━━━━━ Data section ━━━━━
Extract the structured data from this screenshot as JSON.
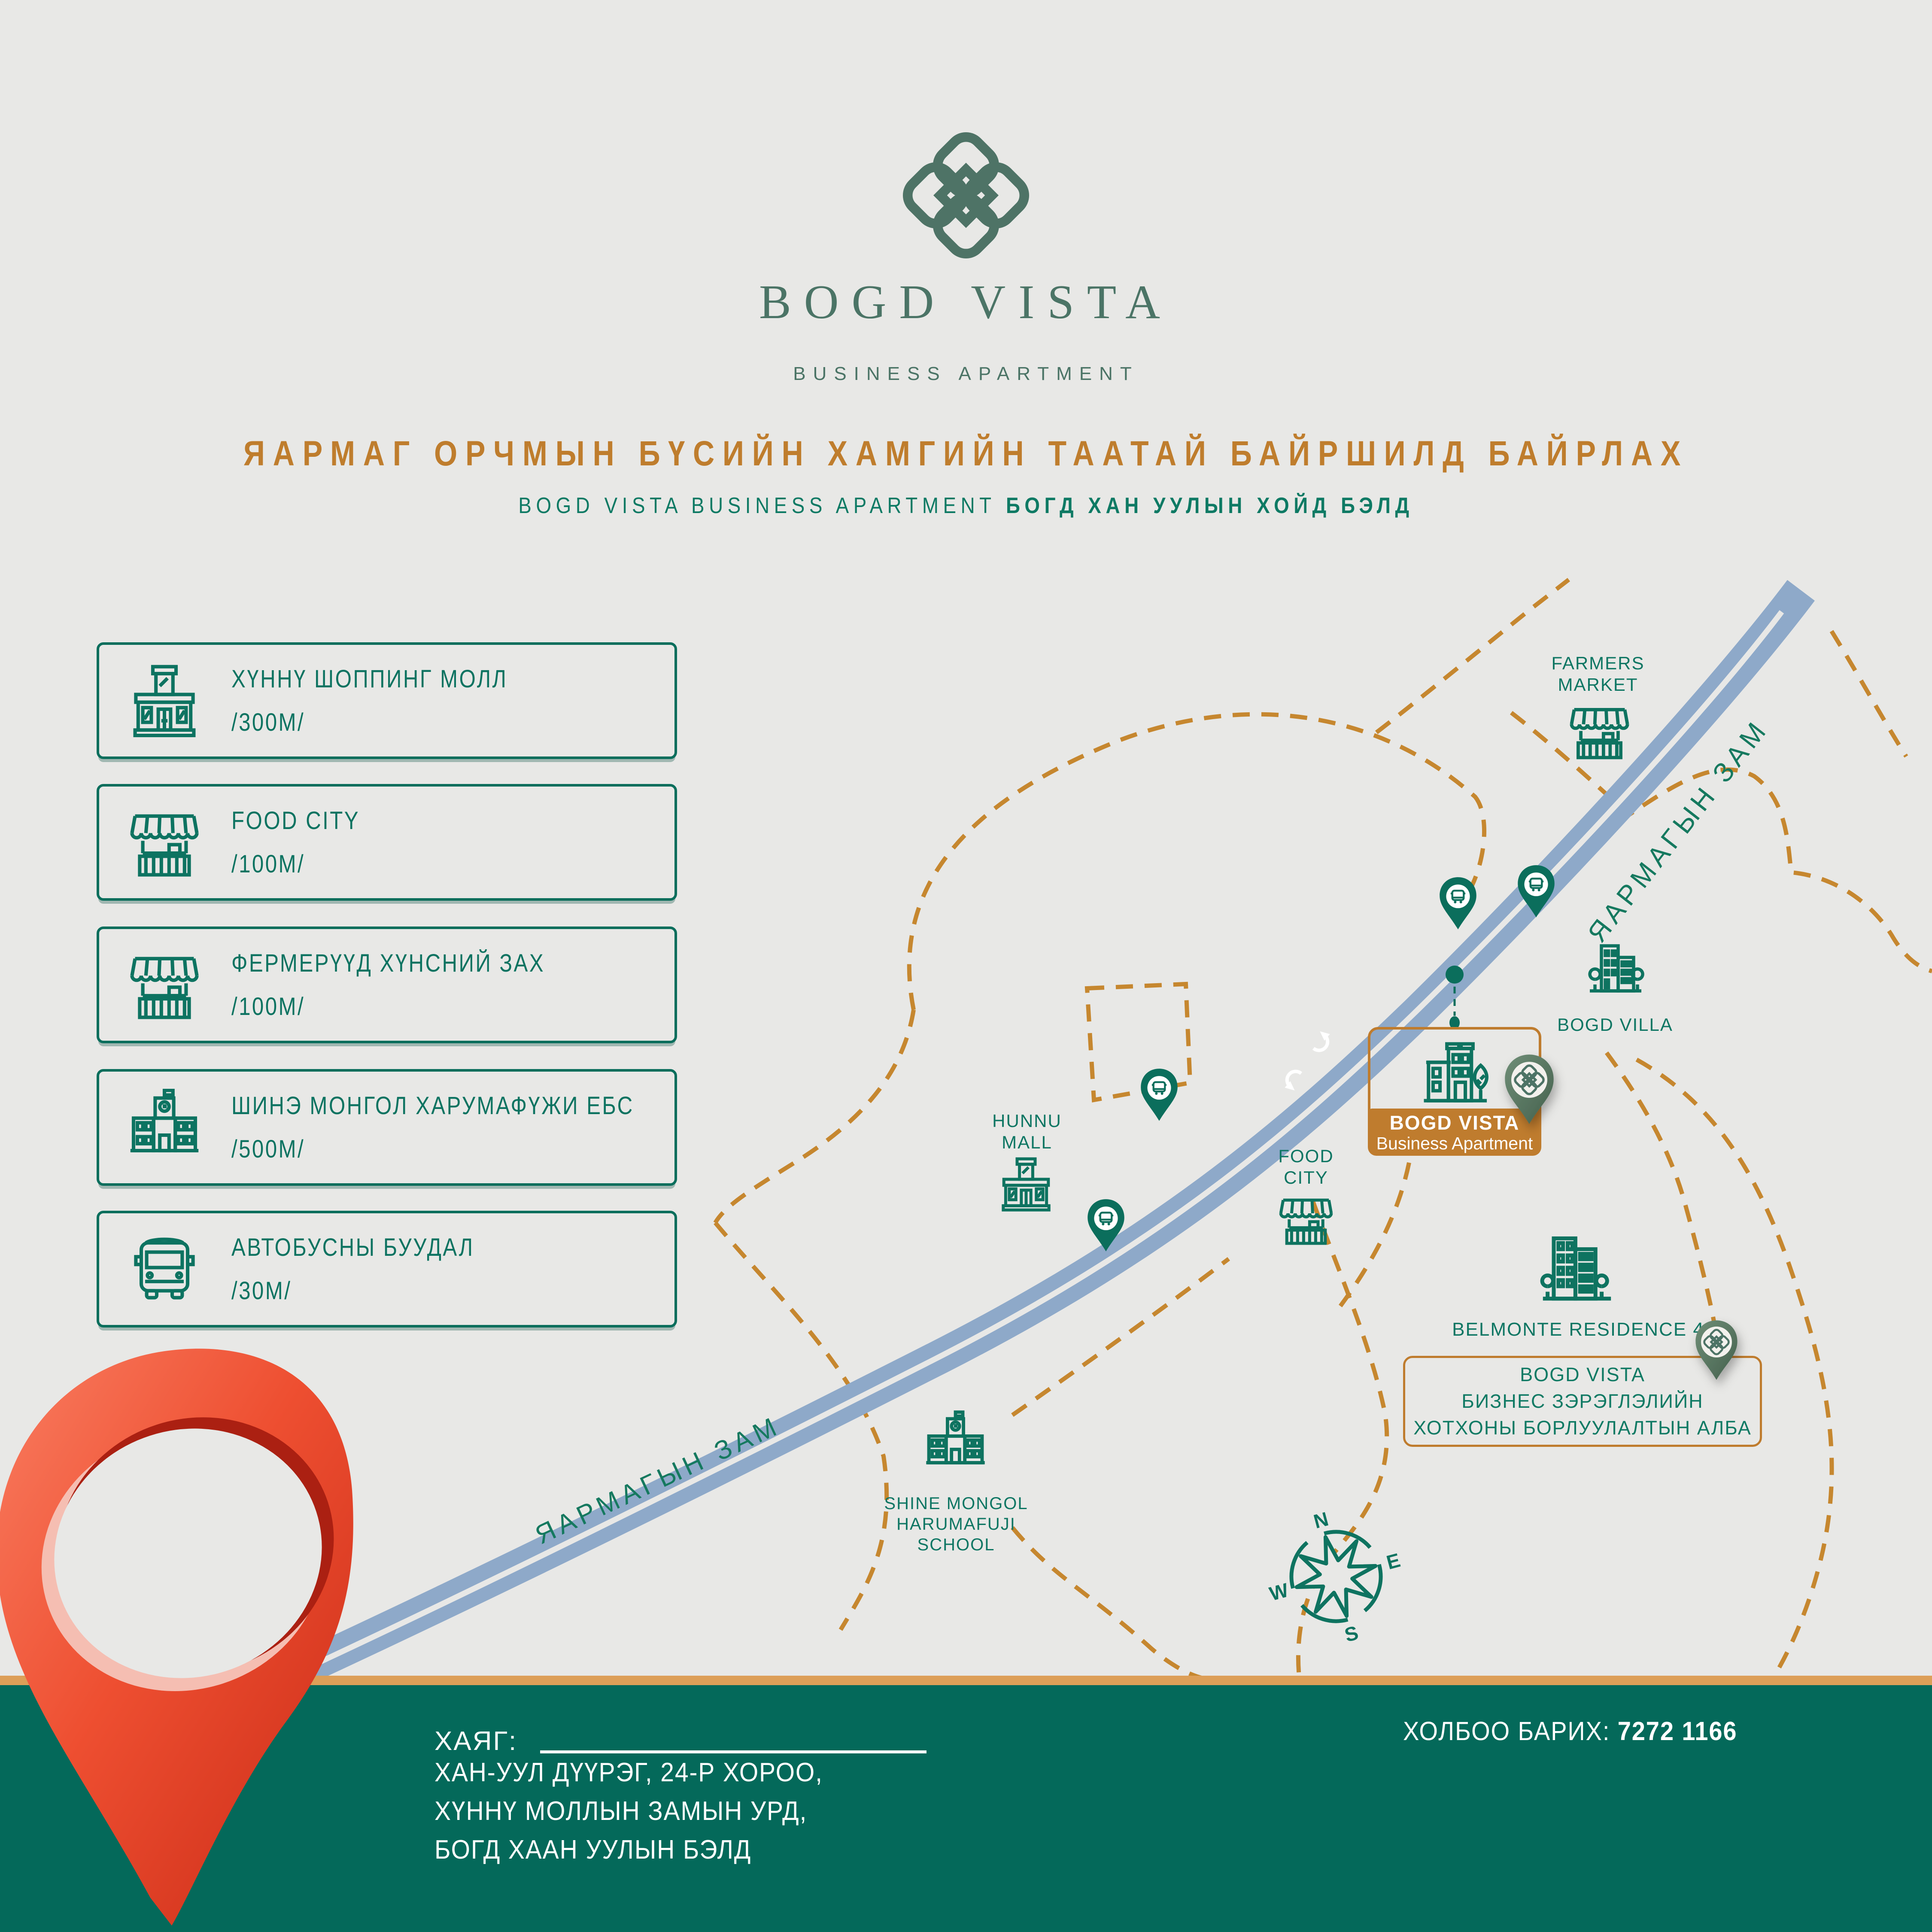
{
  "brand": {
    "name": "BOGD VISTA",
    "tagline": "BUSINESS APARTMENT",
    "logo_icon": "endless-knot-icon"
  },
  "headline": "ЯАРМАГ ОРЧМЫН БҮСИЙН ХАМГИЙН ТААТАЙ БАЙРШИЛД БАЙРЛАХ",
  "subheadline": {
    "latin": "BOGD VISTA BUSINESS APARTMENT",
    "bold": "БОГД ХАН УУЛЫН ХОЙД БЭЛД"
  },
  "amenities": [
    {
      "icon": "mall-icon",
      "label": "ХҮННҮ ШОППИНГ МОЛЛ",
      "distance": "/300М/"
    },
    {
      "icon": "market-icon",
      "label": "FOOD CITY",
      "distance": "/100М/"
    },
    {
      "icon": "market-icon",
      "label": "ФЕРМЕРҮҮД ХҮНСНИЙ ЗАХ",
      "distance": "/100М/"
    },
    {
      "icon": "school-icon",
      "label": "ШИНЭ МОНГОЛ ХАРУМАФҮЖИ ЕБС",
      "distance": "/500М/"
    },
    {
      "icon": "bus-icon",
      "label": "АВТОБУСНЫ БУУДАЛ",
      "distance": "/30М/"
    }
  ],
  "map": {
    "road_label": "ЯАРМАГЫН ЗАМ",
    "labels": {
      "farmers_market": [
        "FARMERS",
        "MARKET"
      ],
      "hunnu_mall": [
        "HUNNU",
        "MALL"
      ],
      "food_city": [
        "FOOD",
        "CITY"
      ],
      "bogd_villa": "BOGD VILLA",
      "belmonte": "BELMONTE RESIDENCE 4",
      "school": [
        "SHINE MONGOL",
        "HARUMAFUJI",
        "SCHOOL"
      ]
    },
    "main_card": {
      "title": "BOGD VISTA",
      "subtitle": "Business Apartment"
    },
    "sales_office": [
      "BOGD VISTA",
      "БИЗНЕС ЗЭРЭГЛЭЛИЙН",
      "ХОТХОНЫ БОРЛУУЛАЛТЫН АЛБА"
    ],
    "compass": {
      "n": "N",
      "e": "E",
      "s": "S",
      "w": "W"
    },
    "marker_icons": [
      "bus-stop-pin-icon",
      "logo-pin-icon",
      "location-pin-icon"
    ]
  },
  "footer": {
    "address_label": "ХАЯГ:",
    "address_lines": [
      "ХАН-УУЛ ДҮҮРЭГ, 24-Р ХОРОО,",
      "ХҮННҮ МОЛЛЫН ЗАМЫН УРД,",
      "БОГД ХААН УУЛЫН БЭЛД"
    ],
    "contact_label": "ХОЛБОО БАРИХ:",
    "phone": "7272 1166"
  },
  "colors": {
    "background": "#e8e8e6",
    "teal_green": "#0c7160",
    "logo_green": "#4b7466",
    "accent_orange": "#bf7d2d",
    "dash_orange": "#c6872f",
    "road_blue": "#8ea9c9",
    "footer_green": "#04695a",
    "strip_orange": "#dd9f58",
    "pin_red": "#e2392a"
  }
}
━━━━━
Work to complete: Quote each record exactly as it stands, minus the pictures.

Task solution:
Extract the structured data from this screenshot as JSON.
{
  "brand": {
    "name": "BOGD VISTA",
    "tagline": "BUSINESS APARTMENT",
    "logo_icon": "endless-knot-icon"
  },
  "headline": "ЯАРМАГ ОРЧМЫН БҮСИЙН ХАМГИЙН ТААТАЙ БАЙРШИЛД БАЙРЛАХ",
  "subheadline": {
    "latin": "BOGD VISTA BUSINESS APARTMENT",
    "bold": "БОГД ХАН УУЛЫН ХОЙД БЭЛД"
  },
  "amenities": [
    {
      "icon": "mall-icon",
      "label": "ХҮННҮ ШОППИНГ МОЛЛ",
      "distance": "/300М/"
    },
    {
      "icon": "market-icon",
      "label": "FOOD CITY",
      "distance": "/100М/"
    },
    {
      "icon": "market-icon",
      "label": "ФЕРМЕРҮҮД ХҮНСНИЙ ЗАХ",
      "distance": "/100М/"
    },
    {
      "icon": "school-icon",
      "label": "ШИНЭ МОНГОЛ ХАРУМАФҮЖИ ЕБС",
      "distance": "/500М/"
    },
    {
      "icon": "bus-icon",
      "label": "АВТОБУСНЫ БУУДАЛ",
      "distance": "/30М/"
    }
  ],
  "map": {
    "road_label": "ЯАРМАГЫН ЗАМ",
    "labels": {
      "farmers_market": [
        "FARMERS",
        "MARKET"
      ],
      "hunnu_mall": [
        "HUNNU",
        "MALL"
      ],
      "food_city": [
        "FOOD",
        "CITY"
      ],
      "bogd_villa": "BOGD VILLA",
      "belmonte": "BELMONTE RESIDENCE 4",
      "school": [
        "SHINE MONGOL",
        "HARUMAFUJI",
        "SCHOOL"
      ]
    },
    "main_card": {
      "title": "BOGD VISTA",
      "subtitle": "Business Apartment"
    },
    "sales_office": [
      "BOGD VISTA",
      "БИЗНЕС ЗЭРЭГЛЭЛИЙН",
      "ХОТХОНЫ БОРЛУУЛАЛТЫН АЛБА"
    ],
    "compass": {
      "n": "N",
      "e": "E",
      "s": "S",
      "w": "W"
    },
    "marker_icons": [
      "bus-stop-pin-icon",
      "logo-pin-icon",
      "location-pin-icon"
    ]
  },
  "footer": {
    "address_label": "ХАЯГ:",
    "address_lines": [
      "ХАН-УУЛ ДҮҮРЭГ, 24-Р ХОРОО,",
      "ХҮННҮ МОЛЛЫН ЗАМЫН УРД,",
      "БОГД ХААН УУЛЫН БЭЛД"
    ],
    "contact_label": "ХОЛБОО БАРИХ:",
    "phone": "7272 1166"
  },
  "colors": {
    "background": "#e8e8e6",
    "teal_green": "#0c7160",
    "logo_green": "#4b7466",
    "accent_orange": "#bf7d2d",
    "dash_orange": "#c6872f",
    "road_blue": "#8ea9c9",
    "footer_green": "#04695a",
    "strip_orange": "#dd9f58",
    "pin_red": "#e2392a"
  }
}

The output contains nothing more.